Give the entries again, word for word.

Items from a figure collection
■ ■ ■ ■

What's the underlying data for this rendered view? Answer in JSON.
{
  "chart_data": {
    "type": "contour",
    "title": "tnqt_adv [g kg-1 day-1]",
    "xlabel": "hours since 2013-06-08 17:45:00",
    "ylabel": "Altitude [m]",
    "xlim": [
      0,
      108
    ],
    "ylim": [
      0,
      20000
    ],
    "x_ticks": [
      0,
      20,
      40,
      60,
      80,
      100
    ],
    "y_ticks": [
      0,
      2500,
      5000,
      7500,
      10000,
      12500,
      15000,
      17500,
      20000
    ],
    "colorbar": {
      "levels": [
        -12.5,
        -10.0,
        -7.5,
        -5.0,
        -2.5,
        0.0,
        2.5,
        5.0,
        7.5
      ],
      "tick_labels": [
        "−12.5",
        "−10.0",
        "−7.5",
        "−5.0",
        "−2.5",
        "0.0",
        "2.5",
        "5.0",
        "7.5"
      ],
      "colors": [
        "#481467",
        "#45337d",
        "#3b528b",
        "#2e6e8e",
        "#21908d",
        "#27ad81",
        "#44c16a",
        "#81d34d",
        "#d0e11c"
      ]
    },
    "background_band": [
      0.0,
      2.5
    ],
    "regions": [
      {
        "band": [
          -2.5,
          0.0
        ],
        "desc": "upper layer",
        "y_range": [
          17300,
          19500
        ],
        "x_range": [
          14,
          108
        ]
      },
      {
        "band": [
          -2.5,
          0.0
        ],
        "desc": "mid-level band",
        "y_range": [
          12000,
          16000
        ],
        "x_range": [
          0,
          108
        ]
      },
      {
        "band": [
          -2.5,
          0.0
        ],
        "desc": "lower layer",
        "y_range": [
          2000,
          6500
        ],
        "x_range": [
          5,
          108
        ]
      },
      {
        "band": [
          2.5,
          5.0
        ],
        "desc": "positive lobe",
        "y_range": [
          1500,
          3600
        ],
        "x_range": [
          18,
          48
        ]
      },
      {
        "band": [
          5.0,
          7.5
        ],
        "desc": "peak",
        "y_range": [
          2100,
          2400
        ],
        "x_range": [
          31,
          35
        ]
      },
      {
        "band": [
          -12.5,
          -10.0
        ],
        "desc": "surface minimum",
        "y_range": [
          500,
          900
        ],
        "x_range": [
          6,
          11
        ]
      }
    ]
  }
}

■ ■ ■ ■

[Solution to the exercise]
What's the underlying data for this rendered view? Answer in JSON.
{
  "chart_data": {
    "type": "contour",
    "title": "tnqt_adv [g kg-1 day-1]",
    "xlabel": "hours since 2013-06-08 17:45:00",
    "ylabel": "Altitude [m]",
    "xlim": [
      0,
      108
    ],
    "ylim": [
      0,
      20000
    ],
    "x_ticks": [
      0,
      20,
      40,
      60,
      80,
      100
    ],
    "y_ticks": [
      0,
      2500,
      5000,
      7500,
      10000,
      12500,
      15000,
      17500,
      20000
    ],
    "colorbar": {
      "levels": [
        -12.5,
        -10.0,
        -7.5,
        -5.0,
        -2.5,
        0.0,
        2.5,
        5.0,
        7.5
      ],
      "tick_labels": [
        "−12.5",
        "−10.0",
        "−7.5",
        "−5.0",
        "−2.5",
        "0.0",
        "2.5",
        "5.0",
        "7.5"
      ],
      "colors": [
        "#481467",
        "#45337d",
        "#3b528b",
        "#2e6e8e",
        "#21908d",
        "#27ad81",
        "#44c16a",
        "#81d34d",
        "#d0e11c"
      ]
    },
    "background_band": [
      0.0,
      2.5
    ],
    "regions": [
      {
        "band": [
          -2.5,
          0.0
        ],
        "desc": "upper layer",
        "y_range": [
          17300,
          19500
        ],
        "x_range": [
          14,
          108
        ]
      },
      {
        "band": [
          -2.5,
          0.0
        ],
        "desc": "mid-level band",
        "y_range": [
          12000,
          16000
        ],
        "x_range": [
          0,
          108
        ]
      },
      {
        "band": [
          -2.5,
          0.0
        ],
        "desc": "lower layer",
        "y_range": [
          2000,
          6500
        ],
        "x_range": [
          5,
          108
        ]
      },
      {
        "band": [
          2.5,
          5.0
        ],
        "desc": "positive lobe",
        "y_range": [
          1500,
          3600
        ],
        "x_range": [
          18,
          48
        ]
      },
      {
        "band": [
          5.0,
          7.5
        ],
        "desc": "peak",
        "y_range": [
          2100,
          2400
        ],
        "x_range": [
          31,
          35
        ]
      },
      {
        "band": [
          -12.5,
          -10.0
        ],
        "desc": "surface minimum",
        "y_range": [
          500,
          900
        ],
        "x_range": [
          6,
          11
        ]
      }
    ]
  }
}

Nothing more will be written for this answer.